··· Data rows

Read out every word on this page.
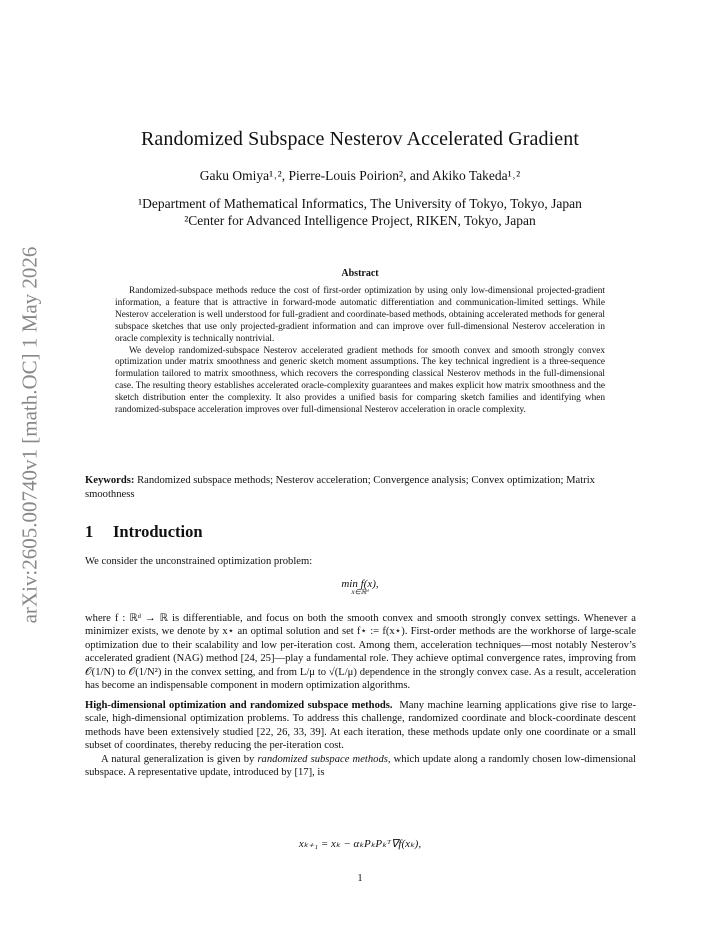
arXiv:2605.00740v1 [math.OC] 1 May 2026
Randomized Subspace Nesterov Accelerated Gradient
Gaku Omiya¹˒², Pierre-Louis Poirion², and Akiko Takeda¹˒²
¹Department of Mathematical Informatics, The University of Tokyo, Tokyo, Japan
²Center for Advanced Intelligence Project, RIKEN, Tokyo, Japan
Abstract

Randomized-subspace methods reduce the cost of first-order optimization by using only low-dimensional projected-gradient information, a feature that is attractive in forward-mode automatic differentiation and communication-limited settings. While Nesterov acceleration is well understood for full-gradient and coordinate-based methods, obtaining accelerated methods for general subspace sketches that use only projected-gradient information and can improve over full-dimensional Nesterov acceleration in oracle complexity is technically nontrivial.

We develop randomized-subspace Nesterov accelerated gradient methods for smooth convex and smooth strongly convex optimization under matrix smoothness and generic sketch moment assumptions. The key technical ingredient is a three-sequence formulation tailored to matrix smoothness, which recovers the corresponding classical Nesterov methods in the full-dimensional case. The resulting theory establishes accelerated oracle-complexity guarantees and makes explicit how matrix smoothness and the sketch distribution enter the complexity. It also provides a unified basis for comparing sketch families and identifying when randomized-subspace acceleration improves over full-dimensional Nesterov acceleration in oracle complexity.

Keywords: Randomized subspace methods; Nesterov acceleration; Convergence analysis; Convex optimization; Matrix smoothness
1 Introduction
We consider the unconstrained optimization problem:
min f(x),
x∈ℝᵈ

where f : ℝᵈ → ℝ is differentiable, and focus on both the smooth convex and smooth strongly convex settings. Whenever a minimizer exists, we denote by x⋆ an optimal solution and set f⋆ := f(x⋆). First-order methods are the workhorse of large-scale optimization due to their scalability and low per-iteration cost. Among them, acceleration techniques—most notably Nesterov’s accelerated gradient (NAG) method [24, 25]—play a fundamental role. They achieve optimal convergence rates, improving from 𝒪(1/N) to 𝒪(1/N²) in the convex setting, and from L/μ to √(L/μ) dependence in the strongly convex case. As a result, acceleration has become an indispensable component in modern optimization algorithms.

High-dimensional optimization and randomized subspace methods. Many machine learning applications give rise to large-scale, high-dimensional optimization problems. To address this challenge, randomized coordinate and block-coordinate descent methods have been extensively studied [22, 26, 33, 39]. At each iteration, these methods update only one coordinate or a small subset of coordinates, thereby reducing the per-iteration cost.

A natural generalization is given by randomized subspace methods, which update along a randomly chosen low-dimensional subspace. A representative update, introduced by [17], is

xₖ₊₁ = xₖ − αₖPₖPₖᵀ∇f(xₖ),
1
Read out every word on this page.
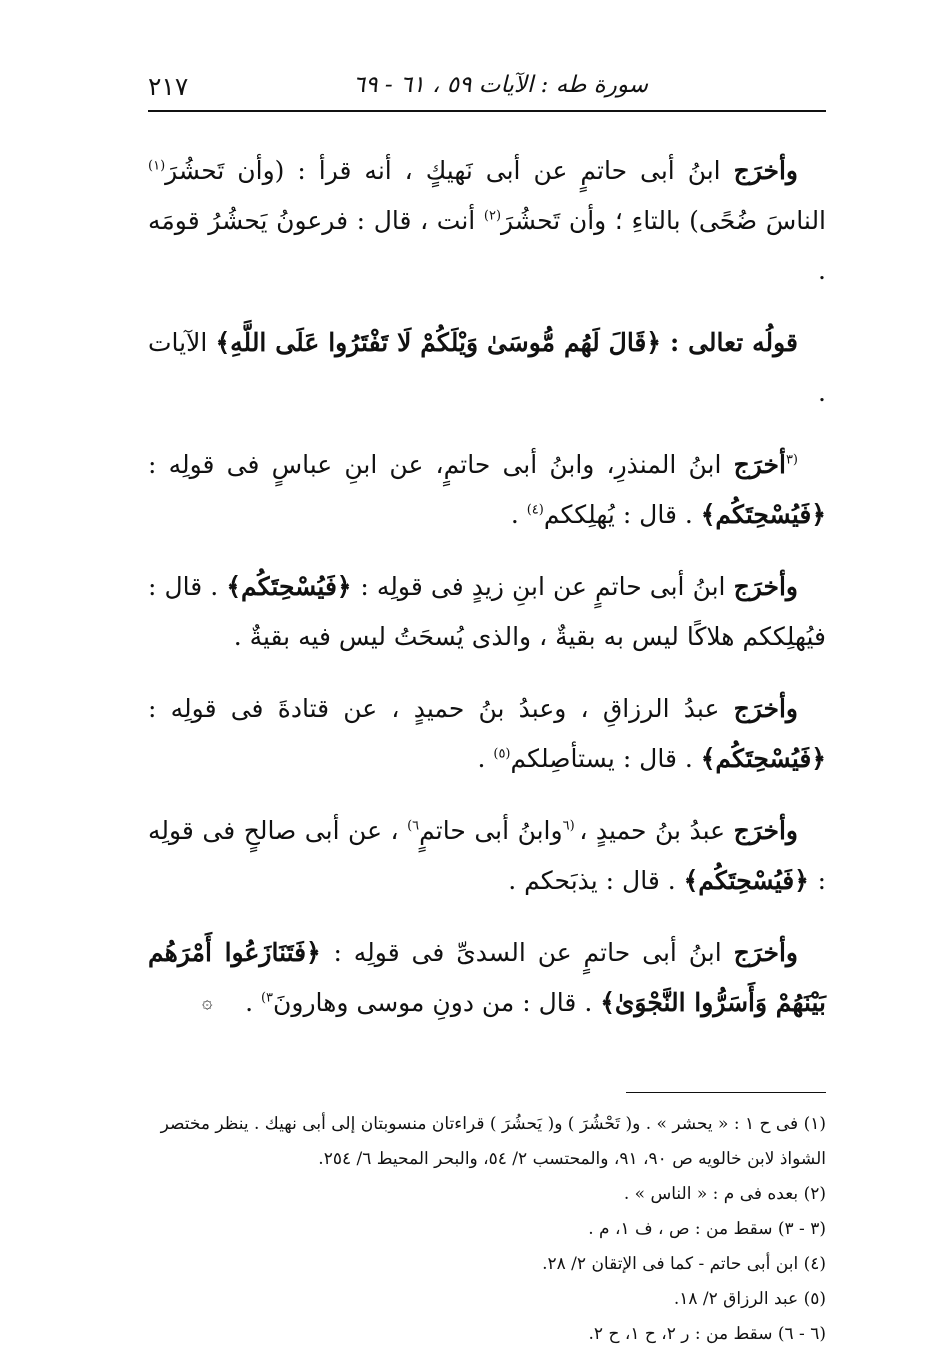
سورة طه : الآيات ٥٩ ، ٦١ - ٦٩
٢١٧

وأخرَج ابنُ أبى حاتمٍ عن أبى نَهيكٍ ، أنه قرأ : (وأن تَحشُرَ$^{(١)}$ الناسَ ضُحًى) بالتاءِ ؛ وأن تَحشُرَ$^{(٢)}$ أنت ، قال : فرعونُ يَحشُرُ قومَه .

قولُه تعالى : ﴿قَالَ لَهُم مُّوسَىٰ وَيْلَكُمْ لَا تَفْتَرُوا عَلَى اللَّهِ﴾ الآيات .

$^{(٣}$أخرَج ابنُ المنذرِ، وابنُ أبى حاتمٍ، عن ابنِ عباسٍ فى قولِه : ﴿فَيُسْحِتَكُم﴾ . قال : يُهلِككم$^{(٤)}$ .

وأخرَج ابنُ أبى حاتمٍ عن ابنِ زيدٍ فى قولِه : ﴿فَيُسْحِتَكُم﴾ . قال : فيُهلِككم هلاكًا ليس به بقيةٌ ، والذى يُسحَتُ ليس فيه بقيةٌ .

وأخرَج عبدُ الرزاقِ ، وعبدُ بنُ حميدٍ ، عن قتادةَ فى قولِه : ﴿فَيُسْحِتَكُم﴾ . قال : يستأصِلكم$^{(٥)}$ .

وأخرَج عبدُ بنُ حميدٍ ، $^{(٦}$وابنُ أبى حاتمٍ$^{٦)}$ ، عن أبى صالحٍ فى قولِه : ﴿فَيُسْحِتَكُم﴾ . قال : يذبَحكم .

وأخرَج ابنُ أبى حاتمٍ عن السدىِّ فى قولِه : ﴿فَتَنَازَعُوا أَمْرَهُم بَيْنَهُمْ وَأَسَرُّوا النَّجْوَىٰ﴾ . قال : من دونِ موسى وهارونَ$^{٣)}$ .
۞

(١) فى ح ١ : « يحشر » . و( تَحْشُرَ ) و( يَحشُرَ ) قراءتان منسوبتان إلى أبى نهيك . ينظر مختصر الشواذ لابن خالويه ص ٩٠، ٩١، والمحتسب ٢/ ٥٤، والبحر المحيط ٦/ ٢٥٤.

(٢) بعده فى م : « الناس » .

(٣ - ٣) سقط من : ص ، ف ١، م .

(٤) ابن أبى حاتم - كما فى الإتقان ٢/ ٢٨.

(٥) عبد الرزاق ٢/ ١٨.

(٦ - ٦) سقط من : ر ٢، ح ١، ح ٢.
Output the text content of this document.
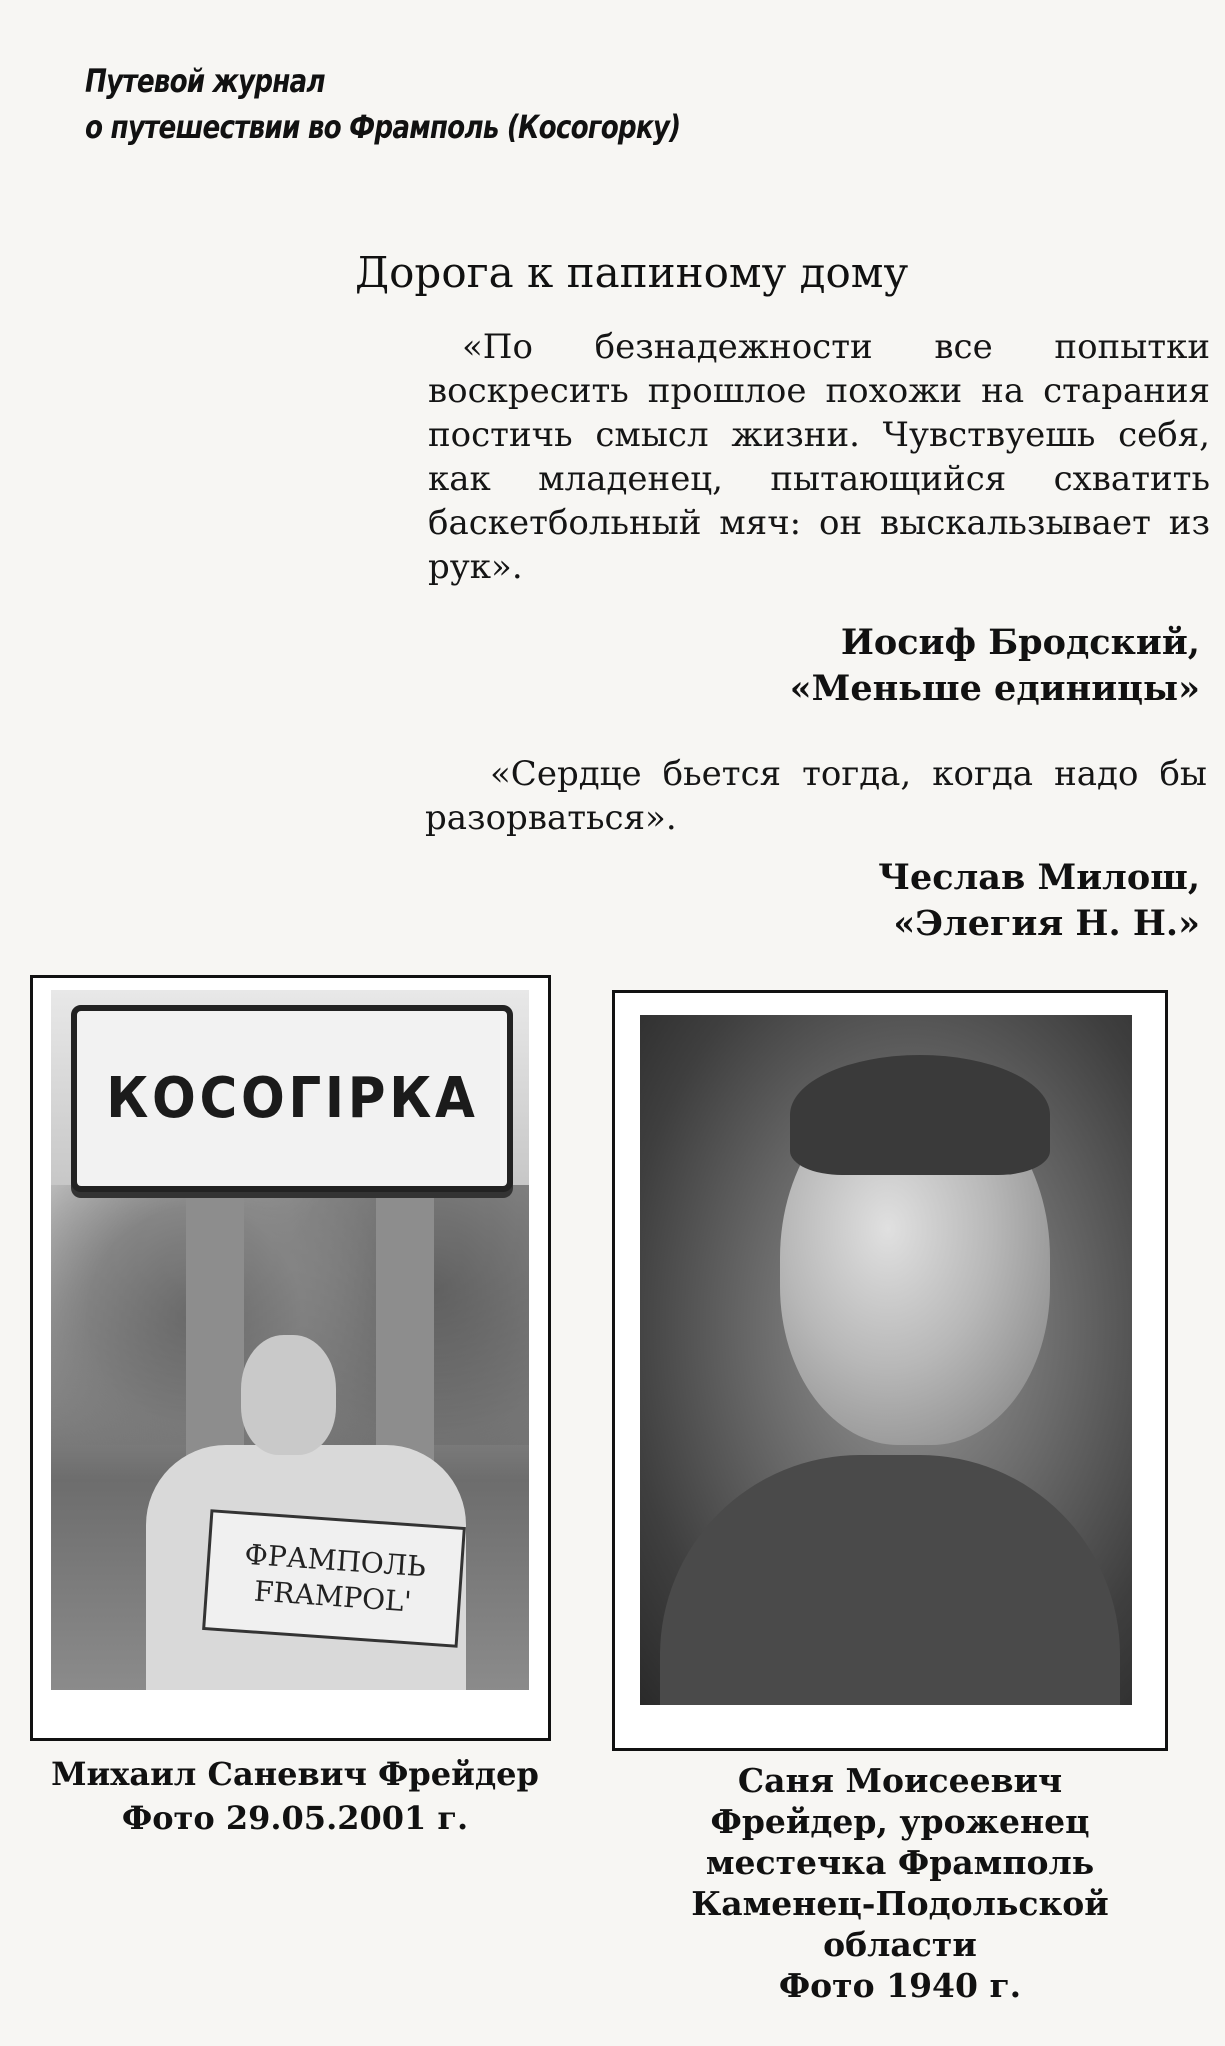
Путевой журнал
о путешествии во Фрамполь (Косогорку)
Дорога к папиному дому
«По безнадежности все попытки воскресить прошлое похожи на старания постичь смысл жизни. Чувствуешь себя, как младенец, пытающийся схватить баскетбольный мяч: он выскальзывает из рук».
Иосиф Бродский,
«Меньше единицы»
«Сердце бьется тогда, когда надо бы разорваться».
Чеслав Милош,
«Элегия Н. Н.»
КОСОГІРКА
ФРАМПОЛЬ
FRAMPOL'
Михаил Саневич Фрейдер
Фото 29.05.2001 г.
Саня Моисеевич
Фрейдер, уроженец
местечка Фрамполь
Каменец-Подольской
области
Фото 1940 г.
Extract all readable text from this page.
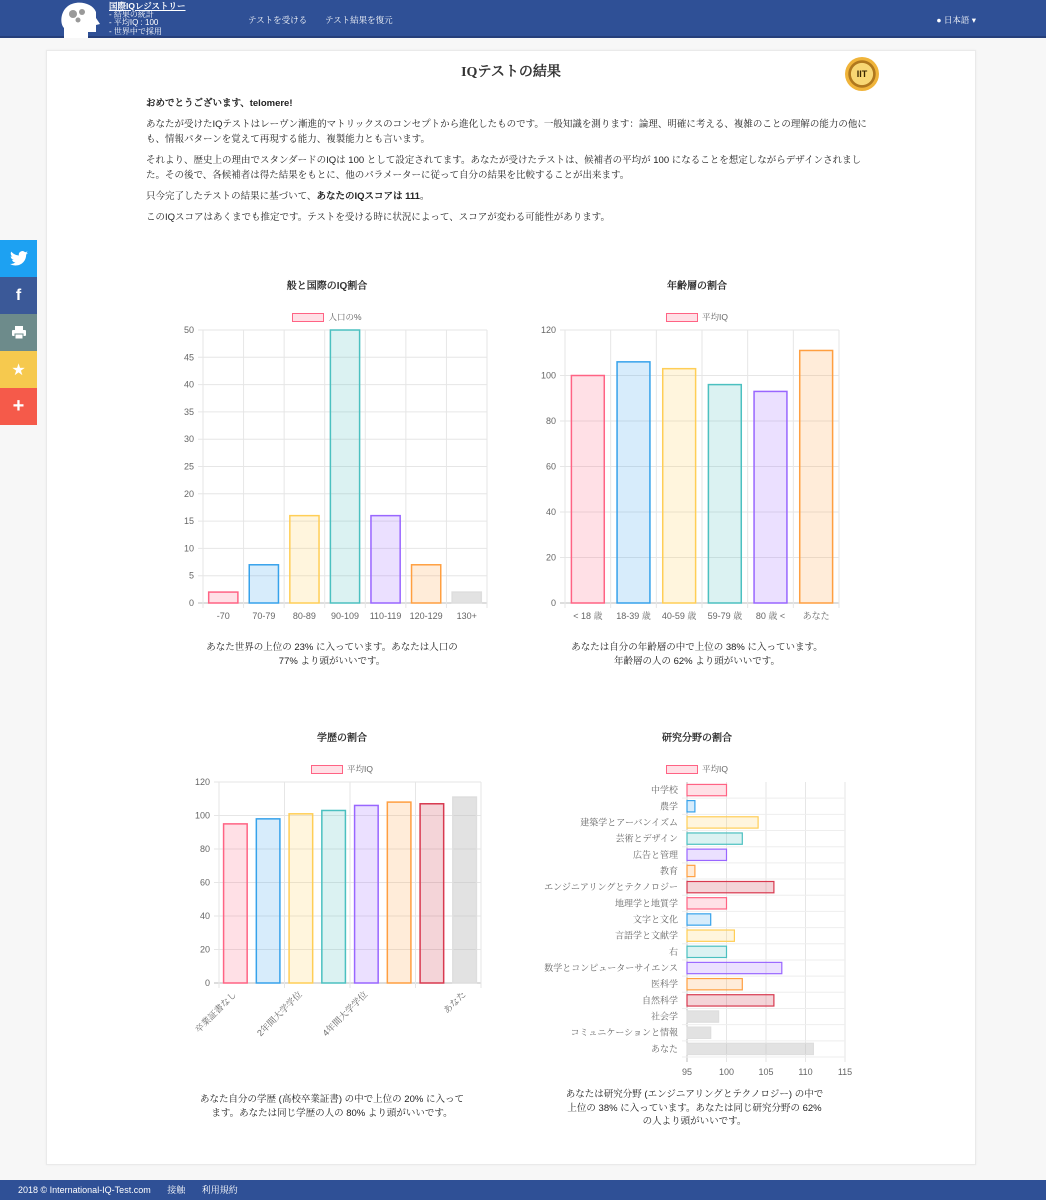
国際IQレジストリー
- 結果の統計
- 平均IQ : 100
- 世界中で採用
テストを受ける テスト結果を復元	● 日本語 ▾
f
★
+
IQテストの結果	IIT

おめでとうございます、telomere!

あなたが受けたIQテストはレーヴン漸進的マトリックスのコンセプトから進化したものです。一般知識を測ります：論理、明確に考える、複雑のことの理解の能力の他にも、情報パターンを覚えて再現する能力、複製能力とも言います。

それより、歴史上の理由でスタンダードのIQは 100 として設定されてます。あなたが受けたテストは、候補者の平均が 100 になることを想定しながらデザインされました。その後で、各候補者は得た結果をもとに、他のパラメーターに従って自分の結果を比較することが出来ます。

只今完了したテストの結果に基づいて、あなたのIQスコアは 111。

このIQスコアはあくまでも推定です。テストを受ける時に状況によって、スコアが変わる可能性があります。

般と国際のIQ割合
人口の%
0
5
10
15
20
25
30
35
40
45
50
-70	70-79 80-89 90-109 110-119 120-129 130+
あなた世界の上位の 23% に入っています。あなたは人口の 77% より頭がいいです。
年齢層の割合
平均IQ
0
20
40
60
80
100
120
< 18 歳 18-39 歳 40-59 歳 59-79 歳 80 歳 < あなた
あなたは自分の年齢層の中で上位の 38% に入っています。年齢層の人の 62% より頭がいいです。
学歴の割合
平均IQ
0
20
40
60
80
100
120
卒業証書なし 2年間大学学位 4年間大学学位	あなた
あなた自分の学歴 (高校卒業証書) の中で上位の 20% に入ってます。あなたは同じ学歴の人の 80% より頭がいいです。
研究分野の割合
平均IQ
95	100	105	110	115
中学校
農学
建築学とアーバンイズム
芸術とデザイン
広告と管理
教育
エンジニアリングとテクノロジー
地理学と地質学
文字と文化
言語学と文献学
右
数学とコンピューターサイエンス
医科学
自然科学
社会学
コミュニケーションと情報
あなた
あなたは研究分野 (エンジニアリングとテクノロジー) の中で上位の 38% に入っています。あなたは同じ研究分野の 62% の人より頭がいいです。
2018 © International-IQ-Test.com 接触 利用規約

······

» Exercise details
Copy out exactly the lines between the line that contains "Extract all readable text from this page." and the last line of the records, both ends included; leave out every picture.

» The solution
Extract all readable text from this page.
国際IQレジストリー
- 結果の統計
- 平均IQ : 100
- 世界中で採用
テストを受ける テスト結果を復元	● 日本語 ▾
f
★
+
IQテストの結果	IIT

おめでとうございます、telomere!

あなたが受けたIQテストはレーヴン漸進的マトリックスのコンセプトから進化したものです。一般知識を測ります：論理、明確に考える、複雑のことの理解の能力の他にも、情報パターンを覚えて再現する能力、複製能力とも言います。

それより、歴史上の理由でスタンダードのIQは 100 として設定されてます。あなたが受けたテストは、候補者の平均が 100 になることを想定しながらデザインされました。その後で、各候補者は得た結果をもとに、他のパラメーターに従って自分の結果を比較することが出来ます。

只今完了したテストの結果に基づいて、あなたのIQスコアは 111。

このIQスコアはあくまでも推定です。テストを受ける時に状況によって、スコアが変わる可能性があります。

般と国際のIQ割合
人口の%
0
5
10
15
20
25
30
35
40
45
50
-70	70-79 80-89 90-109 110-119 120-129 130+
あなた世界の上位の 23% に入っています。あなたは人口の 77% より頭がいいです。
年齢層の割合
平均IQ
0
20
40
60
80
100
120
< 18 歳 18-39 歳 40-59 歳 59-79 歳 80 歳 < あなた
あなたは自分の年齢層の中で上位の 38% に入っています。年齢層の人の 62% より頭がいいです。
学歴の割合
平均IQ
0
20
40
60
80
100
120
卒業証書なし 2年間大学学位 4年間大学学位	あなた
あなた自分の学歴 (高校卒業証書) の中で上位の 20% に入ってます。あなたは同じ学歴の人の 80% より頭がいいです。
研究分野の割合
平均IQ
95	100	105	110	115
中学校
農学
建築学とアーバンイズム
芸術とデザイン
広告と管理
教育
エンジニアリングとテクノロジー
地理学と地質学
文字と文化
言語学と文献学
右
数学とコンピューターサイエンス
医科学
自然科学
社会学
コミュニケーションと情報
あなた
あなたは研究分野 (エンジニアリングとテクノロジー) の中で上位の 38% に入っています。あなたは同じ研究分野の 62% の人より頭がいいです。
2018 © International-IQ-Test.com 接触 利用規約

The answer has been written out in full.